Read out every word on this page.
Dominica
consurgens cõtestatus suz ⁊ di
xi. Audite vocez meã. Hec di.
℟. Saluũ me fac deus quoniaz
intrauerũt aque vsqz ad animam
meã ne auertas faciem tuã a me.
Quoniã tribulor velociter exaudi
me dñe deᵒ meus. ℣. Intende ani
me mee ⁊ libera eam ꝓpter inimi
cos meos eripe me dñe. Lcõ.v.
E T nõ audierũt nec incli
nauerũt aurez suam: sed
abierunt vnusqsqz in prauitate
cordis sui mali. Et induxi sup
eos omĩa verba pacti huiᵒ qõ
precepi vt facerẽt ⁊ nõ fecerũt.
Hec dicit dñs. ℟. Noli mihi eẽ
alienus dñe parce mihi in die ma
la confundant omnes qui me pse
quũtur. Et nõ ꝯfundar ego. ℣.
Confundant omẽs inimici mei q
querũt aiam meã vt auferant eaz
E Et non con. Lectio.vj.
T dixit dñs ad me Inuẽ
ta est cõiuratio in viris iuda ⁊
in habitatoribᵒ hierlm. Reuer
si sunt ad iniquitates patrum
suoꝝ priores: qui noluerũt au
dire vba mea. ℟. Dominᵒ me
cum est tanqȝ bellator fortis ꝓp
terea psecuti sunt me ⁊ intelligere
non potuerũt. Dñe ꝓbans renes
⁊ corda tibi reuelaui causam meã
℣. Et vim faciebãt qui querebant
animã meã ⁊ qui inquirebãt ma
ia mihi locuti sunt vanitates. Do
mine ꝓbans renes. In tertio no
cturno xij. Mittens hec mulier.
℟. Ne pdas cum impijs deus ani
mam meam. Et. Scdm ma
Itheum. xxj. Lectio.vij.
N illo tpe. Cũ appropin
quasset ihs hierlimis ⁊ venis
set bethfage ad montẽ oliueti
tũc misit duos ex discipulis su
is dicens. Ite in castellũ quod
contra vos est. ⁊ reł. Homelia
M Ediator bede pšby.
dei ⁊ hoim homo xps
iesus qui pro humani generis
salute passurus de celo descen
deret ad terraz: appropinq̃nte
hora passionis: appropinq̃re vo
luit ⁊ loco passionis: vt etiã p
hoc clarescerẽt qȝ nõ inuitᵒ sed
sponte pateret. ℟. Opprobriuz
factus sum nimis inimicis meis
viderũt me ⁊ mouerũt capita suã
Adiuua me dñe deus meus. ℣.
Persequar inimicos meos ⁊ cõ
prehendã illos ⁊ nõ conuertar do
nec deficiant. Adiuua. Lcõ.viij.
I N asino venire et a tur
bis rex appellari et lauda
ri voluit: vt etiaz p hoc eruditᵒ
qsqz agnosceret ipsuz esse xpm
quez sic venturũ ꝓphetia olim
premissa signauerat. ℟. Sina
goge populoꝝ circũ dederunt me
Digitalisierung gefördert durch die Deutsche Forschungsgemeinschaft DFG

> _WORK INSTRUCTIONS_: Quote all the records exactly, please, leaving none out.

> _COMPLETE OUTPUT_:
Read out every word on this page.
Dominica
consurgens cõtestatus suz ⁊ di
xi. Audite vocez meã. Hec di.
℟. Saluũ me fac deus quoniaz
intrauerũt aque vsqz ad animam
meã ne auertas faciem tuã a me.
Quoniã tribulor velociter exaudi
me dñe deᵒ meus. ℣. Intende ani
me mee ⁊ libera eam ꝓpter inimi
cos meos eripe me dñe. Lcõ.v.
E T nõ audierũt nec incli
nauerũt aurez suam: sed
abierunt vnusqsqz in prauitate
cordis sui mali. Et induxi sup
eos omĩa verba pacti huiᵒ qõ
precepi vt facerẽt ⁊ nõ fecerũt.
Hec dicit dñs. ℟. Noli mihi eẽ
alienus dñe parce mihi in die ma
la confundant omnes qui me pse
quũtur. Et nõ ꝯfundar ego. ℣.
Confundant omẽs inimici mei q
querũt aiam meã vt auferant eaz
E Et non con. Lectio.vj.
T dixit dñs ad me Inuẽ
ta est cõiuratio in viris iuda ⁊
in habitatoribᵒ hierlm. Reuer
si sunt ad iniquitates patrum
suoꝝ priores: qui noluerũt au
dire vba mea. ℟. Dominᵒ me
cum est tanqȝ bellator fortis ꝓp
terea psecuti sunt me ⁊ intelligere
non potuerũt. Dñe ꝓbans renes
⁊ corda tibi reuelaui causam meã
℣. Et vim faciebãt qui querebant
animã meã ⁊ qui inquirebãt ma
ia mihi locuti sunt vanitates. Do
mine ꝓbans renes. In tertio no
cturno xij. Mittens hec mulier.
℟. Ne pdas cum impijs deus ani
mam meam. Et. Scdm ma
Itheum. xxj. Lectio.vij.
N illo tpe. Cũ appropin
quasset ihs hierlimis ⁊ venis
set bethfage ad montẽ oliueti
tũc misit duos ex discipulis su
is dicens. Ite in castellũ quod
contra vos est. ⁊ reł. Homelia
M Ediator bede pšby.
dei ⁊ hoim homo xps
iesus qui pro humani generis
salute passurus de celo descen
deret ad terraz: appropinq̃nte
hora passionis: appropinq̃re vo
luit ⁊ loco passionis: vt etiã p
hoc clarescerẽt qȝ nõ inuitᵒ sed
sponte pateret. ℟. Opprobriuz
factus sum nimis inimicis meis
viderũt me ⁊ mouerũt capita suã
Adiuua me dñe deus meus. ℣.
Persequar inimicos meos ⁊ cõ
prehendã illos ⁊ nõ conuertar do
nec deficiant. Adiuua. Lcõ.viij.
I N asino venire et a tur
bis rex appellari et lauda
ri voluit: vt etiaz p hoc eruditᵒ
qsqz agnosceret ipsuz esse xpm
quez sic venturũ ꝓphetia olim
premissa signauerat. ℟. Sina
goge populoꝝ circũ dederunt me
Digitalisierung gefördert durch die Deutsche Forschungsgemeinschaft DFG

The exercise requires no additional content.